■ STATED GOAL ■
For this exercise, copy out each line of the material below that includes "Change".

Collected data entries:
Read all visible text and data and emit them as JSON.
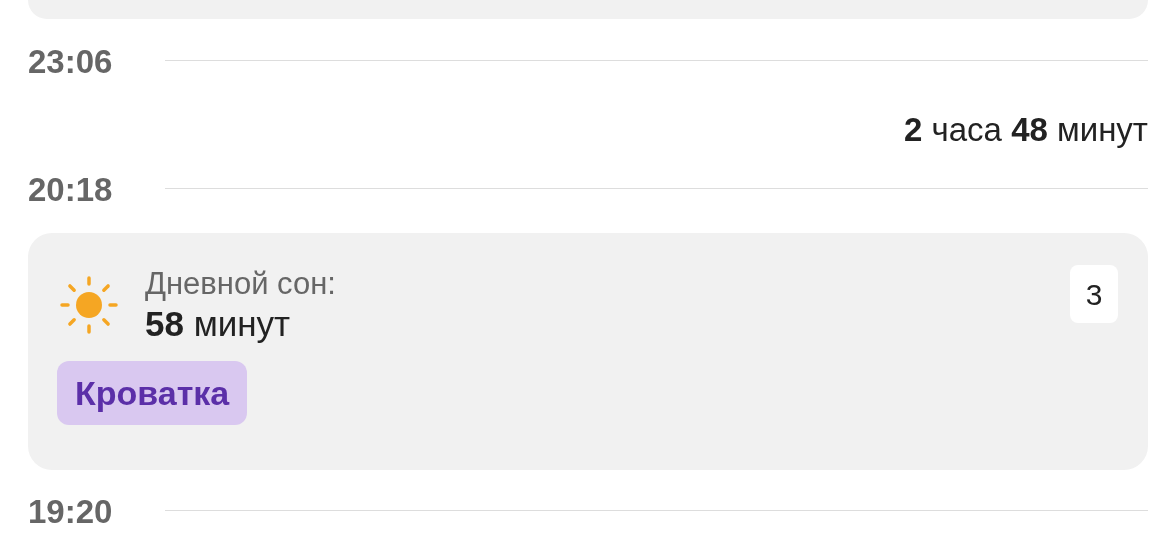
{
  "timeline": [
    {
      "kind": "card_end"
    },
    {
      "kind": "time",
      "text": "23:06"
    },
    {
      "kind": "duration",
      "text": "**2** часа **48** минут"
    },
    {
      "kind": "time",
      "text": "20:18"
    },
    {
      "kind": "event",
      "title": "Дневной сон:",
      "duration": "**58** минут",
      "count": "3",
      "tag": "Кроватка"
    },
    {
      "kind": "time",
      "text": "19:20"
    }
  ]
}
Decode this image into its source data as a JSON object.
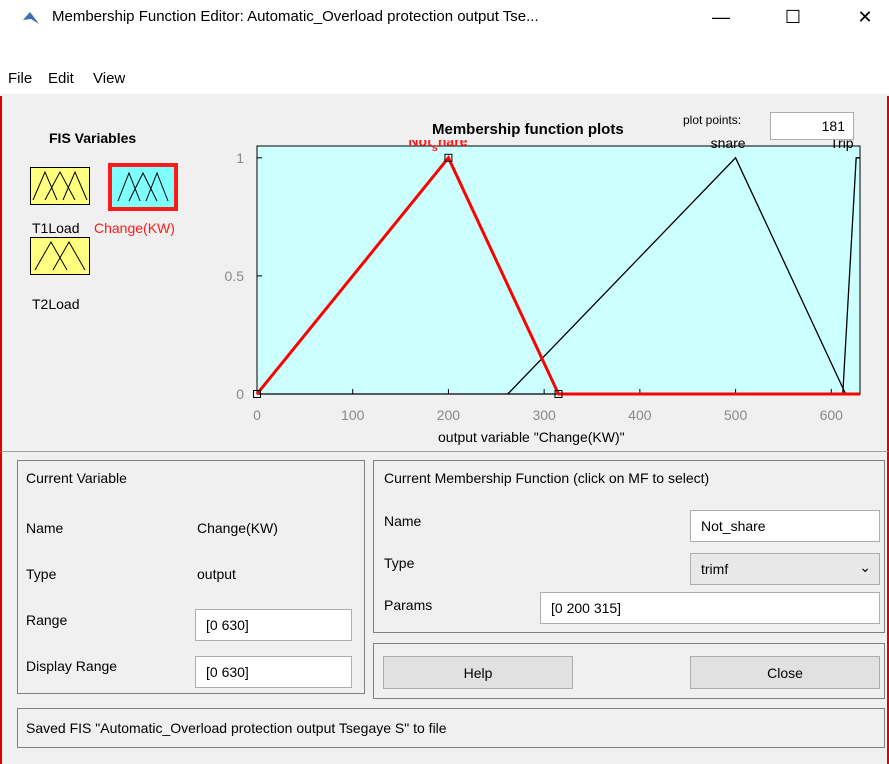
{
  "window": {
    "title": "Membership Function Editor: Automatic_Overload protection output Tse...",
    "minimize": "—",
    "maximize": "☐",
    "close": "✕"
  },
  "menu": {
    "file": "File",
    "edit": "Edit",
    "view": "View"
  },
  "fis_vars": {
    "heading": "FIS Variables",
    "items": [
      {
        "label": "T1Load",
        "selected": false
      },
      {
        "label": "Change(KW)",
        "selected": true
      },
      {
        "label": "T2Load",
        "selected": false
      }
    ]
  },
  "plot": {
    "title": "Membership function plots",
    "plot_points_label": "plot points:",
    "plot_points_value": "181",
    "xlabel": "output variable \"Change(KW)\""
  },
  "chart_data": {
    "type": "line",
    "xlim": [
      0,
      630
    ],
    "ylim": [
      0,
      1.05
    ],
    "x_ticks": [
      0,
      100,
      200,
      300,
      400,
      500,
      600
    ],
    "y_ticks": [
      0,
      0.5,
      1
    ],
    "y_tick_labels": [
      "0",
      "0.5",
      "1"
    ],
    "series": [
      {
        "name": "Not_share",
        "display_label": "Not",
        "display_sub": "s",
        "display_label2": "hare",
        "x": [
          0,
          200,
          315,
          630
        ],
        "y": [
          0,
          1,
          0,
          0
        ],
        "color": "#ff0000"
      },
      {
        "name": "share",
        "x": [
          262,
          500,
          615
        ],
        "y": [
          0,
          1,
          0
        ],
        "color": "#000000"
      },
      {
        "name": "Trip",
        "x": [
          0,
          612,
          626,
          630
        ],
        "y": [
          0,
          0,
          1,
          1
        ],
        "color": "#000000"
      }
    ],
    "background": "#ccffff"
  },
  "current_variable": {
    "heading": "Current Variable",
    "name_label": "Name",
    "name_value": "Change(KW)",
    "type_label": "Type",
    "type_value": "output",
    "range_label": "Range",
    "range_value": "[0 630]",
    "display_range_label": "Display Range",
    "display_range_value": "[0 630]"
  },
  "current_mf": {
    "heading": "Current Membership Function (click on MF to select)",
    "name_label": "Name",
    "name_value": "Not_share",
    "type_label": "Type",
    "type_value": "trimf",
    "params_label": "Params",
    "params_value": "[0 200 315]"
  },
  "buttons": {
    "help": "Help",
    "close": "Close"
  },
  "status": "Saved FIS \"Automatic_Overload protection output Tsegaye S\" to file"
}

■ RESULT FOR THIS EXERCISE ■
        "label": "Change(KW)",
    "xlabel": "output variable \"Change(KW)\""
    "name_value": "Change(KW)",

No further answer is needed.